▶ YOUR GOAL
Collect from the data below each line with "szempontjából".

▶ RECORDS SHOWN
########################################

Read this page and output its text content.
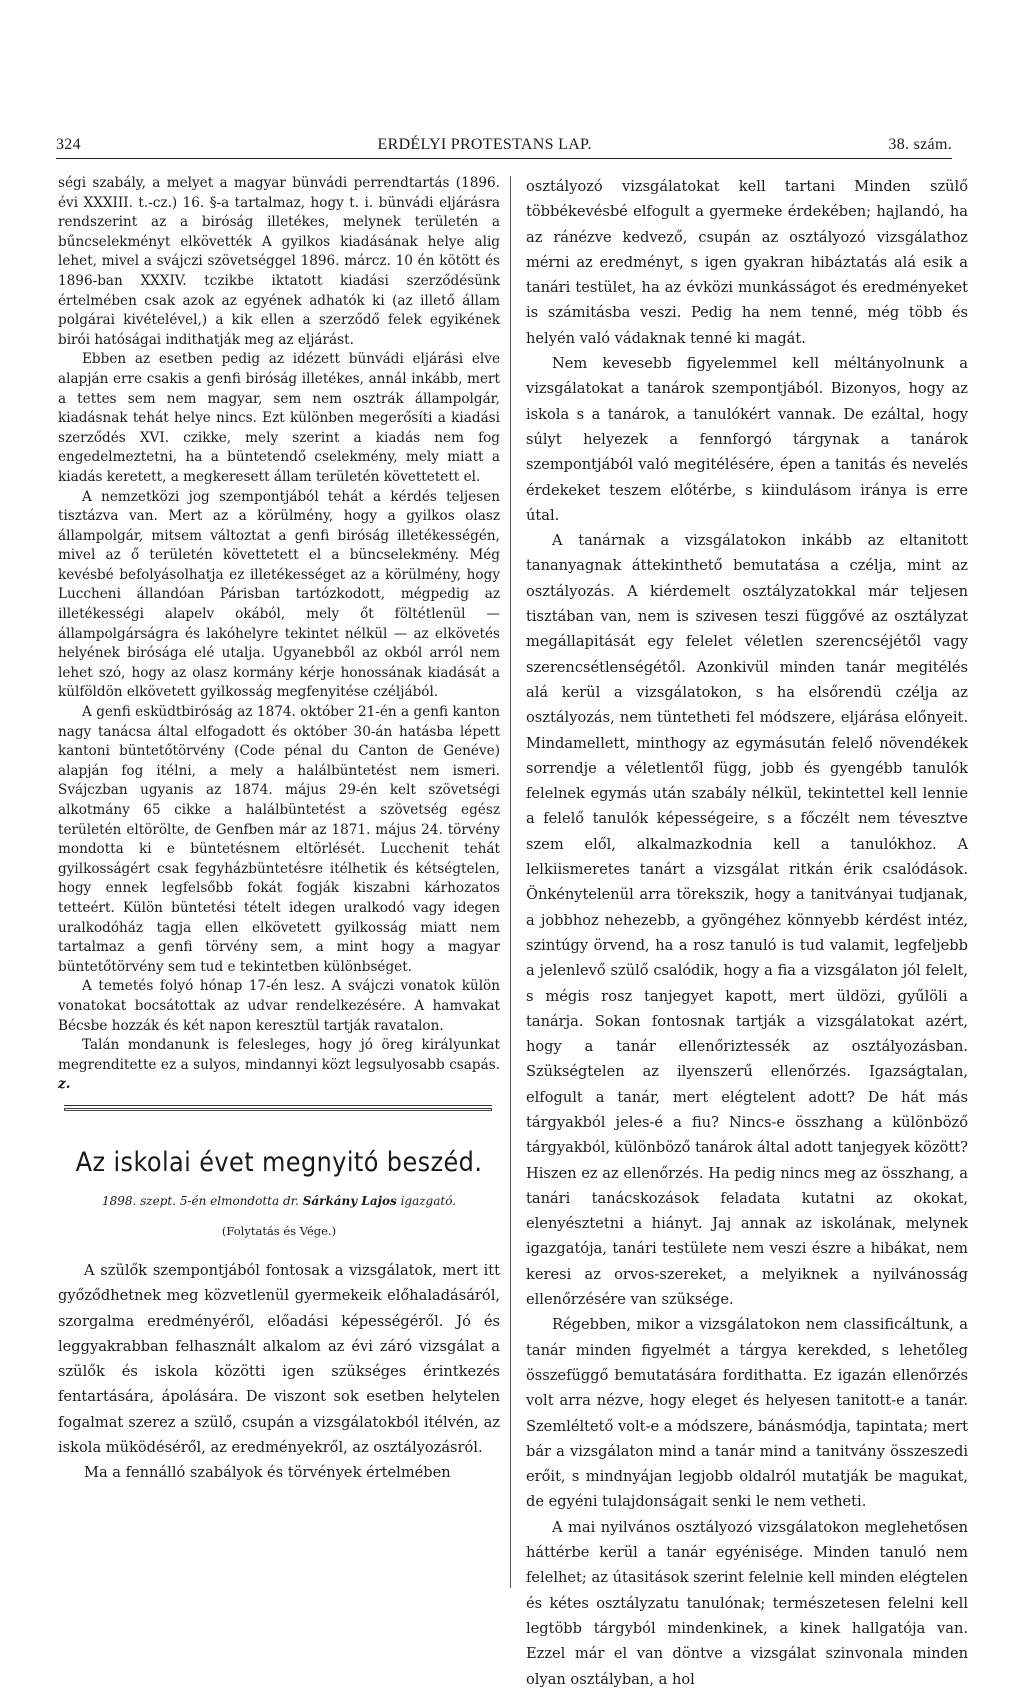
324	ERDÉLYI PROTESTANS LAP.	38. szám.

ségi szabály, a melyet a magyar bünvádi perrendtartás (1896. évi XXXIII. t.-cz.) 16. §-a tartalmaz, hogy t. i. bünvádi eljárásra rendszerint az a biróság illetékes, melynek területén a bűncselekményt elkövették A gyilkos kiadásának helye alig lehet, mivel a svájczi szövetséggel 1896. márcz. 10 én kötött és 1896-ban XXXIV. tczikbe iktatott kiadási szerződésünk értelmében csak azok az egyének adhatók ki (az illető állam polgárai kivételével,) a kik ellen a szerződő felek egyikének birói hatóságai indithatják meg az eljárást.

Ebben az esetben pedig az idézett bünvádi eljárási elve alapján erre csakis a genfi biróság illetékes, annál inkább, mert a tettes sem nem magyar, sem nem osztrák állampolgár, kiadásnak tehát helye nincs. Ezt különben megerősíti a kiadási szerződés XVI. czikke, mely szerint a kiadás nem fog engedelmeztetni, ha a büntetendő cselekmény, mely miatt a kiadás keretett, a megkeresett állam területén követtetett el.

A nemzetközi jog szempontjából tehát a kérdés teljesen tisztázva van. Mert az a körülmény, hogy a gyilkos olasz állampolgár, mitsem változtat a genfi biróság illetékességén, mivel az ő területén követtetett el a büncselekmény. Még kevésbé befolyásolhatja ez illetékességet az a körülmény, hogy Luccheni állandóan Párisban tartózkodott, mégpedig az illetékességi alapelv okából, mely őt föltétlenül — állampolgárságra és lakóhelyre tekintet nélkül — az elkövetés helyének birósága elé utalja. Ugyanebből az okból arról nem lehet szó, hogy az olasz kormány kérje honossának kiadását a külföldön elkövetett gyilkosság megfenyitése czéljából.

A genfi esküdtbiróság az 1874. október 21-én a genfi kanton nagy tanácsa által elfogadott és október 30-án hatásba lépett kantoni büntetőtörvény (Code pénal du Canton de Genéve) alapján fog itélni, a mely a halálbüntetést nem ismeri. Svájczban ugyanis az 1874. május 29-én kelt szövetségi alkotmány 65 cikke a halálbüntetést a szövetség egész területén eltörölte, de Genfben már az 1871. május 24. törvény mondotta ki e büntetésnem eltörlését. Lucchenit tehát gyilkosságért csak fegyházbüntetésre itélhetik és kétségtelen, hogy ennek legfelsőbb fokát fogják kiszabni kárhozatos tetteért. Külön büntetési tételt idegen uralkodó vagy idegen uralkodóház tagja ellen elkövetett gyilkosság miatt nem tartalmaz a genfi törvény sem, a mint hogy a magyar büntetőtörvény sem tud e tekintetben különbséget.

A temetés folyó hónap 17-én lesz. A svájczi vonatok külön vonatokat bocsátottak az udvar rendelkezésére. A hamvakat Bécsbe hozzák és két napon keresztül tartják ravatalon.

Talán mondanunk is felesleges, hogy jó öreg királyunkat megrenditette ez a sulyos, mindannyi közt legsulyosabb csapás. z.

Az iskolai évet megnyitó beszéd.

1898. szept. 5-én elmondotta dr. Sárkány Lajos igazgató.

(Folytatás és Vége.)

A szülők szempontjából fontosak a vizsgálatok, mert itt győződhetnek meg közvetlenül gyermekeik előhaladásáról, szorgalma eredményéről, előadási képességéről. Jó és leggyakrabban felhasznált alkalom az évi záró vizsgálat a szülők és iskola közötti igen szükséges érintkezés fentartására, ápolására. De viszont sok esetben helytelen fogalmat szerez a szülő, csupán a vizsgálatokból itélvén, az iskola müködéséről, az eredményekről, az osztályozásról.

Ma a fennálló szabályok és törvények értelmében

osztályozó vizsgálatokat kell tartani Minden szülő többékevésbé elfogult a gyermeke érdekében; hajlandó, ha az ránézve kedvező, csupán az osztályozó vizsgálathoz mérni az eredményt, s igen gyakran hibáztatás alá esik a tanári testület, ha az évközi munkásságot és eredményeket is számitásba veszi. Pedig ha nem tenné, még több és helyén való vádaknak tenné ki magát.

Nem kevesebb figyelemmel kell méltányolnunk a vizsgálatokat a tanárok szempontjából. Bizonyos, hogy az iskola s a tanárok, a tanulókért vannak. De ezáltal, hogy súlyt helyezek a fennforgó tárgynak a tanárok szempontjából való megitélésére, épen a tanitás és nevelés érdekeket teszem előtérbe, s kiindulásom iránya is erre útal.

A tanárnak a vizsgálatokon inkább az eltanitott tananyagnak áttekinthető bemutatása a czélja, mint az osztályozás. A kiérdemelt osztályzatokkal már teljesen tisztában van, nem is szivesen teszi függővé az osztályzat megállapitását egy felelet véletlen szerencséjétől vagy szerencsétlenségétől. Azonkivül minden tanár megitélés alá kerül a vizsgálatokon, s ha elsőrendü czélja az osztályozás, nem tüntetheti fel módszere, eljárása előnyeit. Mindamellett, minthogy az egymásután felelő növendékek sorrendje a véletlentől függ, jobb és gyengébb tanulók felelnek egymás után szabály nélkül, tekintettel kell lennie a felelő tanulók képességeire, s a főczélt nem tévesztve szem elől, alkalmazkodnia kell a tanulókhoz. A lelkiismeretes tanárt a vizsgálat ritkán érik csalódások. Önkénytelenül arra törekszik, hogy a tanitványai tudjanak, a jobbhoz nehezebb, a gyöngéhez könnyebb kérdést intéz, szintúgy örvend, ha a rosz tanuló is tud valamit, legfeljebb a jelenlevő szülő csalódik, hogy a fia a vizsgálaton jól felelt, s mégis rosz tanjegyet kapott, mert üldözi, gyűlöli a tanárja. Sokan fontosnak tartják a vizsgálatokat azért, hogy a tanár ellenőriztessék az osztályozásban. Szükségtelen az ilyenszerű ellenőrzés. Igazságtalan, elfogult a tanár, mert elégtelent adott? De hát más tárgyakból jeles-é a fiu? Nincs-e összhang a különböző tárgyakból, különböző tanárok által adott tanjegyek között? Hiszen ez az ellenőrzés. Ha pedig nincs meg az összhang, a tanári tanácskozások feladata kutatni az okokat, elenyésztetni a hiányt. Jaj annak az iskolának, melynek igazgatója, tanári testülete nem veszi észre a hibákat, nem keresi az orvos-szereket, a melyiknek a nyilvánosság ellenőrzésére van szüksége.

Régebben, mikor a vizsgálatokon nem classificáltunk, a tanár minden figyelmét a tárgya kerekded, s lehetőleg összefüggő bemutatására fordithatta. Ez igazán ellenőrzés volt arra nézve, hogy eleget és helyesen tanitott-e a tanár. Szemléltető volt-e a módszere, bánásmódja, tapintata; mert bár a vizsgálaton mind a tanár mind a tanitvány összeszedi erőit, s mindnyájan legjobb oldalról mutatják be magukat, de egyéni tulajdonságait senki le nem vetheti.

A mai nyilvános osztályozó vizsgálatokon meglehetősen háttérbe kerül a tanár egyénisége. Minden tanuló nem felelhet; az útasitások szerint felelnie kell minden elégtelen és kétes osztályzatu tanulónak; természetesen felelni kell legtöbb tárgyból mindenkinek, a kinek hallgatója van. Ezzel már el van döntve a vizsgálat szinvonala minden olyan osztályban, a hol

########################################

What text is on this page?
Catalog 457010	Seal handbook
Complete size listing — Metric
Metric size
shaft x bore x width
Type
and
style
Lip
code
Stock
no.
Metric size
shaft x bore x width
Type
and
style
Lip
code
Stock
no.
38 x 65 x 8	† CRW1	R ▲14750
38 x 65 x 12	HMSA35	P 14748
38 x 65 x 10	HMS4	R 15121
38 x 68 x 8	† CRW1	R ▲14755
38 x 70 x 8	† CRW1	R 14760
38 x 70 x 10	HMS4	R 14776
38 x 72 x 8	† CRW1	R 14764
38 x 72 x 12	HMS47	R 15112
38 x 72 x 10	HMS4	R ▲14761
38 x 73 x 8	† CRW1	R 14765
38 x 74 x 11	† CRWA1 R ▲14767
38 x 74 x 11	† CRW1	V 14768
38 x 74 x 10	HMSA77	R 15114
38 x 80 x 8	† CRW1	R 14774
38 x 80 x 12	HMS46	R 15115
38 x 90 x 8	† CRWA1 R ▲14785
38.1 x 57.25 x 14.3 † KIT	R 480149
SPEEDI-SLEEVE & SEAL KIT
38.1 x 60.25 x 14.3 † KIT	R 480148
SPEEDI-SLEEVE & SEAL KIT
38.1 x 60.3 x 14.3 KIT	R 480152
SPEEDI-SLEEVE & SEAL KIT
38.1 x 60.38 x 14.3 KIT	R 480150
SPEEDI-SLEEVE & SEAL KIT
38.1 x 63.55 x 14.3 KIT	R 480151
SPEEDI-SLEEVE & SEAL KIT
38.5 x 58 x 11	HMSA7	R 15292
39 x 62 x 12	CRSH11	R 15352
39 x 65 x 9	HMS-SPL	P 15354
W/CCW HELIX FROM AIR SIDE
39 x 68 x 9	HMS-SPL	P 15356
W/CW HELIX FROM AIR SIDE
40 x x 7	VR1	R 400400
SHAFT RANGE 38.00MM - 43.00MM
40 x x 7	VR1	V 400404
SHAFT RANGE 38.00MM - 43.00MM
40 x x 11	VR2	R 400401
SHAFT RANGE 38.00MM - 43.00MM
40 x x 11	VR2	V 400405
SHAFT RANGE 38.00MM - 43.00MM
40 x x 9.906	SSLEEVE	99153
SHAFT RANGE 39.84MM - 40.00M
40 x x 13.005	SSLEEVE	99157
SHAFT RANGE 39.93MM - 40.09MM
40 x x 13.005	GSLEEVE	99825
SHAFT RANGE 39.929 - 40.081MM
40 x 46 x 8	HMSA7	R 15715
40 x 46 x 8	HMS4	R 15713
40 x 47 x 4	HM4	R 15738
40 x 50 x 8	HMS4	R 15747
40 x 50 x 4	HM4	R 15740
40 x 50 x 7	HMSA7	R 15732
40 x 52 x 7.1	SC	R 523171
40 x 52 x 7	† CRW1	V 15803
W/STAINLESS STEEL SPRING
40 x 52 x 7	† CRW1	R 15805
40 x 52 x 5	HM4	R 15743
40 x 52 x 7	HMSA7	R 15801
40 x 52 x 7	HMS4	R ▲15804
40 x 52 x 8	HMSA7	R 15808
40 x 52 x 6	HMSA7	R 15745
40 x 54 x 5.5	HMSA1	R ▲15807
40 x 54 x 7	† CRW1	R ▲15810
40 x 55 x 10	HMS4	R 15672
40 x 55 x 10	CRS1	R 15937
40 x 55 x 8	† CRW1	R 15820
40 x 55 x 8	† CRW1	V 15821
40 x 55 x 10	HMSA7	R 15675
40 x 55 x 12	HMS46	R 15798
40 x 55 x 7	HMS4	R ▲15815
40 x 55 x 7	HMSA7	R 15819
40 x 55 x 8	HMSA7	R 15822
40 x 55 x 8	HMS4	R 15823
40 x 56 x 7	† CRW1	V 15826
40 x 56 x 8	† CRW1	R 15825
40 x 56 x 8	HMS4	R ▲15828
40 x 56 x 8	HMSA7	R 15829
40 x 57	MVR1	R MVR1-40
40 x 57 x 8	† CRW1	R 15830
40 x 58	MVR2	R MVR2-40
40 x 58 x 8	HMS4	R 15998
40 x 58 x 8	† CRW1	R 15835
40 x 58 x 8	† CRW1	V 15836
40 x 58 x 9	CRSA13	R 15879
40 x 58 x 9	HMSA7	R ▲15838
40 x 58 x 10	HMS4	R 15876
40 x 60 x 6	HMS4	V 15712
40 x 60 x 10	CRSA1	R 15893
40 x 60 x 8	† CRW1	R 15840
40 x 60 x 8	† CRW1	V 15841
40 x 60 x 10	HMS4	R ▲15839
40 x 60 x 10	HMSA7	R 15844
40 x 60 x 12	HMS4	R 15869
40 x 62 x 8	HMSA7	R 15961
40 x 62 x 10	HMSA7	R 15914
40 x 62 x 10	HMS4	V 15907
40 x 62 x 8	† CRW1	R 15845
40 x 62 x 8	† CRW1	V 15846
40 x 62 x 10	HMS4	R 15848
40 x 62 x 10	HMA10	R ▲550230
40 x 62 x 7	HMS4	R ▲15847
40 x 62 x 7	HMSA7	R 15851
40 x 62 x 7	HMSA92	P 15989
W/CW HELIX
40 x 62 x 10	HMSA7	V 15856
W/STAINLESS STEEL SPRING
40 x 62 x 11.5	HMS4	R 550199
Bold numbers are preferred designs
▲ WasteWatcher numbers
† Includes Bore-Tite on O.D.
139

########################################

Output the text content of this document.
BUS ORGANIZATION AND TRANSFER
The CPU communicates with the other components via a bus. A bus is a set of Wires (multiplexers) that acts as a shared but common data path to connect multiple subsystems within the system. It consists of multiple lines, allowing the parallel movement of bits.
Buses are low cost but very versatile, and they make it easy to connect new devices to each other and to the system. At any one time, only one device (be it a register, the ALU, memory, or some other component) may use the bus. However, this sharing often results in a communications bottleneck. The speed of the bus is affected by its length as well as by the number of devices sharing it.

########################################

▶ SOLVED EXERCISE
A nemzetközi jog szempontjából tehát a kérdés teljesen tisztázva van. Mert az a körülmény, hogy a gyilkos olasz állampolgár, mitsem változtat a genfi biróság illetékességén, mivel az ő területén követtetett el a büncselekmény. Még kevésbé befolyásolhatja ez illetékességet az a körülmény, hogy Luccheni állandóan Párisban tartózkodott, mégpedig az illetékességi alapelv okából, mely őt föltétlenül — állampolgárságra és lakóhelyre tekintet nélkül — az elkövetés helyének birósága elé utalja. Ugyanebből az okból arról nem lehet szó, hogy az olasz kormány kérje honossának kiadását a külföldön elkövetett gyilkosság megfenyitése czéljából.
A szülők szempontjából fontosak a vizsgálatok, mert itt győződhetnek meg közvetlenül gyermekeik előhaladásáról, szorgalma eredményéről, előadási képességéről. Jó és leggyakrabban felhasznált alkalom az évi záró vizsgálat a szülők és iskola közötti igen szükséges érintkezés fentartására, ápolására. De viszont sok esetben helytelen fogalmat szerez a szülő, csupán a vizsgálatokból itélvén, az iskola müködéséről, az eredményekről, az osztályozásról.
Nem kevesebb figyelemmel kell méltányolnunk a vizsgálatokat a tanárok szempontjából. Bizonyos, hogy az iskola s a tanárok, a tanulókért vannak. De ezáltal, hogy súlyt helyezek a fennforgó tárgynak a tanárok szempontjából való megitélésére, épen a tanitás és nevelés érdekeket teszem előtérbe, s kiindulásom iránya is erre útal.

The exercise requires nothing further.